» CHALLENGE
Reproduce the material in full, unchanged.

Stored items

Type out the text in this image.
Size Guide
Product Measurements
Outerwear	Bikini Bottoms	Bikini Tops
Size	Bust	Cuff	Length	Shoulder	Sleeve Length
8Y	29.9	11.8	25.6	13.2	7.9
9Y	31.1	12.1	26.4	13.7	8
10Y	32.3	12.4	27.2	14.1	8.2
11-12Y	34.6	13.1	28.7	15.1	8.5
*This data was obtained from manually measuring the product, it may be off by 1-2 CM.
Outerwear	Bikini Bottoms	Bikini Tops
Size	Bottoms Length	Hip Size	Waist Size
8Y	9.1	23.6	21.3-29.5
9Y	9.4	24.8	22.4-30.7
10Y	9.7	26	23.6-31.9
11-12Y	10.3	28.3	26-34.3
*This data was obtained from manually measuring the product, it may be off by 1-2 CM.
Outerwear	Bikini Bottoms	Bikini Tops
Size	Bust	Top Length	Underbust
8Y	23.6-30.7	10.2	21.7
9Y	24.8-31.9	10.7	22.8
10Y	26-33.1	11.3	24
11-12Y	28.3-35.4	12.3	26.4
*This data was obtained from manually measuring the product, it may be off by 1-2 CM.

» THE RESPONSE
Type out the text in this image.
Size Guide
Product Measurements
Outerwear	Bikini Bottoms	Bikini Tops
Size	Bust	Cuff	Length	Shoulder	Sleeve Length
8Y	29.9	11.8	25.6	13.2	7.9
9Y	31.1	12.1	26.4	13.7	8
10Y	32.3	12.4	27.2	14.1	8.2
11-12Y	34.6	13.1	28.7	15.1	8.5
*This data was obtained from manually measuring the product, it may be off by 1-2 CM.
Outerwear	Bikini Bottoms	Bikini Tops
Size	Bottoms Length	Hip Size	Waist Size
8Y	9.1	23.6	21.3-29.5
9Y	9.4	24.8	22.4-30.7
10Y	9.7	26	23.6-31.9
11-12Y	10.3	28.3	26-34.3
*This data was obtained from manually measuring the product, it may be off by 1-2 CM.
Outerwear	Bikini Bottoms	Bikini Tops
Size	Bust	Top Length	Underbust
8Y	23.6-30.7	10.2	21.7
9Y	24.8-31.9	10.7	22.8
10Y	26-33.1	11.3	24
11-12Y	28.3-35.4	12.3	26.4
*This data was obtained from manually measuring the product, it may be off by 1-2 CM.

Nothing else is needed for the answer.